* **TASK STATEMENT**
Reproduce all of the material word for word.

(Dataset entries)
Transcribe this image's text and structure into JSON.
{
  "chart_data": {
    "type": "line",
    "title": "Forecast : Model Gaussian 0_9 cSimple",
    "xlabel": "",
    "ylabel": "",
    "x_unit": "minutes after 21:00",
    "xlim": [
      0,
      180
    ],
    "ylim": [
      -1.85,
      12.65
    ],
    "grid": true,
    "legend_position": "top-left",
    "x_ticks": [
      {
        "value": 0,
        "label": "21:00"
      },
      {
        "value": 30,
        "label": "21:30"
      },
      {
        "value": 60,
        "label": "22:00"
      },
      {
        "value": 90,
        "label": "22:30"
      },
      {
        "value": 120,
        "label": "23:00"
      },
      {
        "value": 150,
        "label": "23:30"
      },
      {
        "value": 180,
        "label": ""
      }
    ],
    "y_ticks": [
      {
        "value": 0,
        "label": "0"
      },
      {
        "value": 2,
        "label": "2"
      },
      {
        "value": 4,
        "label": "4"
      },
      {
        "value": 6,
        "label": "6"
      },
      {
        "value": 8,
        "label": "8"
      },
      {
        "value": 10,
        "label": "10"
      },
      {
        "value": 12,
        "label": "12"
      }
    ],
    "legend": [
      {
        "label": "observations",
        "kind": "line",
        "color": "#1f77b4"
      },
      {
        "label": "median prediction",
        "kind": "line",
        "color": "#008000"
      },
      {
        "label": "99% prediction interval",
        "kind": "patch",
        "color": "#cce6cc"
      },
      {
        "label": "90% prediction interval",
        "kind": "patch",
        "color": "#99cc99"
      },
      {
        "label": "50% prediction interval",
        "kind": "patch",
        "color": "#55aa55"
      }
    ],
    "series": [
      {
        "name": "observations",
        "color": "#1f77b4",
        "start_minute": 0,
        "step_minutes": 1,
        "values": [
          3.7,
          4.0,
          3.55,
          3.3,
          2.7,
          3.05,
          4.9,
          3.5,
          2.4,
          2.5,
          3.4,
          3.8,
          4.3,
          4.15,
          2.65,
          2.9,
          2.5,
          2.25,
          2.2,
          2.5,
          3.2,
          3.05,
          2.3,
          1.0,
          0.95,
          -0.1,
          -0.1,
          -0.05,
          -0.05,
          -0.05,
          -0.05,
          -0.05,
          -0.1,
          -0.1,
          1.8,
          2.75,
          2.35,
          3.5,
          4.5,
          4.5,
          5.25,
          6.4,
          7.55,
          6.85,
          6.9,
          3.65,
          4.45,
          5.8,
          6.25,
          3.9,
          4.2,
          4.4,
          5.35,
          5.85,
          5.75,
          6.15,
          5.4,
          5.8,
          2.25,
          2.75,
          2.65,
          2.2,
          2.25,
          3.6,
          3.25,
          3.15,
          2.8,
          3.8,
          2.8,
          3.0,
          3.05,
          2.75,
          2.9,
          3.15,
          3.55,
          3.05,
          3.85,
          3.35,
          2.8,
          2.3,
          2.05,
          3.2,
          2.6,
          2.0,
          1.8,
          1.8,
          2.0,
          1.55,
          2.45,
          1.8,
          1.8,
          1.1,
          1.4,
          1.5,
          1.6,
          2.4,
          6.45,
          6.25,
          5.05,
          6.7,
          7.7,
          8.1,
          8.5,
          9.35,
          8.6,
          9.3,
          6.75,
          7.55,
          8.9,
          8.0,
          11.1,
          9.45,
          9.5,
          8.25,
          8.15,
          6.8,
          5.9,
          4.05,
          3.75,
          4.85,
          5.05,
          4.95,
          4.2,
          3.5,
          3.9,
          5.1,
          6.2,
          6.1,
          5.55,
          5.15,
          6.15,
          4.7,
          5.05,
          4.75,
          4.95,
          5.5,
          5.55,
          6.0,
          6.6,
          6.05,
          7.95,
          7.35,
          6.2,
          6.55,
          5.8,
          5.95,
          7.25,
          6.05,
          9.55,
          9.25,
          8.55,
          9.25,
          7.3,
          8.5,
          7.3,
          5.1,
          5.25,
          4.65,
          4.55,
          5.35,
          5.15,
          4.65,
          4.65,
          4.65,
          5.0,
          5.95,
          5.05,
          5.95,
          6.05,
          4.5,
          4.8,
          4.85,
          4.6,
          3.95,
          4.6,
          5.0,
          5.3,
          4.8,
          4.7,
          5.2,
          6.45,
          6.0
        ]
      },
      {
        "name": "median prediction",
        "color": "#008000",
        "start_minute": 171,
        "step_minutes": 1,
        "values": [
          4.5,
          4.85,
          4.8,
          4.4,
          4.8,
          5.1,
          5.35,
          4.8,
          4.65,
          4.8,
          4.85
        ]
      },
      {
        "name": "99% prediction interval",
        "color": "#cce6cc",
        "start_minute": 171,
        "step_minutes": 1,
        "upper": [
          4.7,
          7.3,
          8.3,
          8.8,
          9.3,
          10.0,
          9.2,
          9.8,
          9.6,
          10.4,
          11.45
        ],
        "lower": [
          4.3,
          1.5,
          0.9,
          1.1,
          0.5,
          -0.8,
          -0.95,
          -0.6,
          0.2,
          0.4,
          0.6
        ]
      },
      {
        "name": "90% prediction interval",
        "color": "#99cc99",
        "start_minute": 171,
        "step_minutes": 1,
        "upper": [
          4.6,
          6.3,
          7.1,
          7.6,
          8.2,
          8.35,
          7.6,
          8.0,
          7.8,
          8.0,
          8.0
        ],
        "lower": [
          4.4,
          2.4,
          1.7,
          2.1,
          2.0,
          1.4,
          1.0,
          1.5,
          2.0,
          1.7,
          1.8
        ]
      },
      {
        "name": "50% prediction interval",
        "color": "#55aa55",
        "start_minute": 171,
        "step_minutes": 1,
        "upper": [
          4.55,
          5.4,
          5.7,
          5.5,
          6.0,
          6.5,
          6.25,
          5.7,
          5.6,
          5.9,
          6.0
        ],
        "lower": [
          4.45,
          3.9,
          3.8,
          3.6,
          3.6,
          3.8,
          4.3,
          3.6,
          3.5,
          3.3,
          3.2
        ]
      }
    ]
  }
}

* **PROBLEM SOLUTION**
Transcribe this image's text and structure into JSON.
{
  "chart_data": {
    "type": "line",
    "title": "Forecast : Model Gaussian 0_9 cSimple",
    "xlabel": "",
    "ylabel": "",
    "x_unit": "minutes after 21:00",
    "xlim": [
      0,
      180
    ],
    "ylim": [
      -1.85,
      12.65
    ],
    "grid": true,
    "legend_position": "top-left",
    "x_ticks": [
      {
        "value": 0,
        "label": "21:00"
      },
      {
        "value": 30,
        "label": "21:30"
      },
      {
        "value": 60,
        "label": "22:00"
      },
      {
        "value": 90,
        "label": "22:30"
      },
      {
        "value": 120,
        "label": "23:00"
      },
      {
        "value": 150,
        "label": "23:30"
      },
      {
        "value": 180,
        "label": ""
      }
    ],
    "y_ticks": [
      {
        "value": 0,
        "label": "0"
      },
      {
        "value": 2,
        "label": "2"
      },
      {
        "value": 4,
        "label": "4"
      },
      {
        "value": 6,
        "label": "6"
      },
      {
        "value": 8,
        "label": "8"
      },
      {
        "value": 10,
        "label": "10"
      },
      {
        "value": 12,
        "label": "12"
      }
    ],
    "legend": [
      {
        "label": "observations",
        "kind": "line",
        "color": "#1f77b4"
      },
      {
        "label": "median prediction",
        "kind": "line",
        "color": "#008000"
      },
      {
        "label": "99% prediction interval",
        "kind": "patch",
        "color": "#cce6cc"
      },
      {
        "label": "90% prediction interval",
        "kind": "patch",
        "color": "#99cc99"
      },
      {
        "label": "50% prediction interval",
        "kind": "patch",
        "color": "#55aa55"
      }
    ],
    "series": [
      {
        "name": "observations",
        "color": "#1f77b4",
        "start_minute": 0,
        "step_minutes": 1,
        "values": [
          3.7,
          4.0,
          3.55,
          3.3,
          2.7,
          3.05,
          4.9,
          3.5,
          2.4,
          2.5,
          3.4,
          3.8,
          4.3,
          4.15,
          2.65,
          2.9,
          2.5,
          2.25,
          2.2,
          2.5,
          3.2,
          3.05,
          2.3,
          1.0,
          0.95,
          -0.1,
          -0.1,
          -0.05,
          -0.05,
          -0.05,
          -0.05,
          -0.05,
          -0.1,
          -0.1,
          1.8,
          2.75,
          2.35,
          3.5,
          4.5,
          4.5,
          5.25,
          6.4,
          7.55,
          6.85,
          6.9,
          3.65,
          4.45,
          5.8,
          6.25,
          3.9,
          4.2,
          4.4,
          5.35,
          5.85,
          5.75,
          6.15,
          5.4,
          5.8,
          2.25,
          2.75,
          2.65,
          2.2,
          2.25,
          3.6,
          3.25,
          3.15,
          2.8,
          3.8,
          2.8,
          3.0,
          3.05,
          2.75,
          2.9,
          3.15,
          3.55,
          3.05,
          3.85,
          3.35,
          2.8,
          2.3,
          2.05,
          3.2,
          2.6,
          2.0,
          1.8,
          1.8,
          2.0,
          1.55,
          2.45,
          1.8,
          1.8,
          1.1,
          1.4,
          1.5,
          1.6,
          2.4,
          6.45,
          6.25,
          5.05,
          6.7,
          7.7,
          8.1,
          8.5,
          9.35,
          8.6,
          9.3,
          6.75,
          7.55,
          8.9,
          8.0,
          11.1,
          9.45,
          9.5,
          8.25,
          8.15,
          6.8,
          5.9,
          4.05,
          3.75,
          4.85,
          5.05,
          4.95,
          4.2,
          3.5,
          3.9,
          5.1,
          6.2,
          6.1,
          5.55,
          5.15,
          6.15,
          4.7,
          5.05,
          4.75,
          4.95,
          5.5,
          5.55,
          6.0,
          6.6,
          6.05,
          7.95,
          7.35,
          6.2,
          6.55,
          5.8,
          5.95,
          7.25,
          6.05,
          9.55,
          9.25,
          8.55,
          9.25,
          7.3,
          8.5,
          7.3,
          5.1,
          5.25,
          4.65,
          4.55,
          5.35,
          5.15,
          4.65,
          4.65,
          4.65,
          5.0,
          5.95,
          5.05,
          5.95,
          6.05,
          4.5,
          4.8,
          4.85,
          4.6,
          3.95,
          4.6,
          5.0,
          5.3,
          4.8,
          4.7,
          5.2,
          6.45,
          6.0
        ]
      },
      {
        "name": "median prediction",
        "color": "#008000",
        "start_minute": 171,
        "step_minutes": 1,
        "values": [
          4.5,
          4.85,
          4.8,
          4.4,
          4.8,
          5.1,
          5.35,
          4.8,
          4.65,
          4.8,
          4.85
        ]
      },
      {
        "name": "99% prediction interval",
        "color": "#cce6cc",
        "start_minute": 171,
        "step_minutes": 1,
        "upper": [
          4.7,
          7.3,
          8.3,
          8.8,
          9.3,
          10.0,
          9.2,
          9.8,
          9.6,
          10.4,
          11.45
        ],
        "lower": [
          4.3,
          1.5,
          0.9,
          1.1,
          0.5,
          -0.8,
          -0.95,
          -0.6,
          0.2,
          0.4,
          0.6
        ]
      },
      {
        "name": "90% prediction interval",
        "color": "#99cc99",
        "start_minute": 171,
        "step_minutes": 1,
        "upper": [
          4.6,
          6.3,
          7.1,
          7.6,
          8.2,
          8.35,
          7.6,
          8.0,
          7.8,
          8.0,
          8.0
        ],
        "lower": [
          4.4,
          2.4,
          1.7,
          2.1,
          2.0,
          1.4,
          1.0,
          1.5,
          2.0,
          1.7,
          1.8
        ]
      },
      {
        "name": "50% prediction interval",
        "color": "#55aa55",
        "start_minute": 171,
        "step_minutes": 1,
        "upper": [
          4.55,
          5.4,
          5.7,
          5.5,
          6.0,
          6.5,
          6.25,
          5.7,
          5.6,
          5.9,
          6.0
        ],
        "lower": [
          4.45,
          3.9,
          3.8,
          3.6,
          3.6,
          3.8,
          4.3,
          3.6,
          3.5,
          3.3,
          3.2
        ]
      }
    ]
  }
}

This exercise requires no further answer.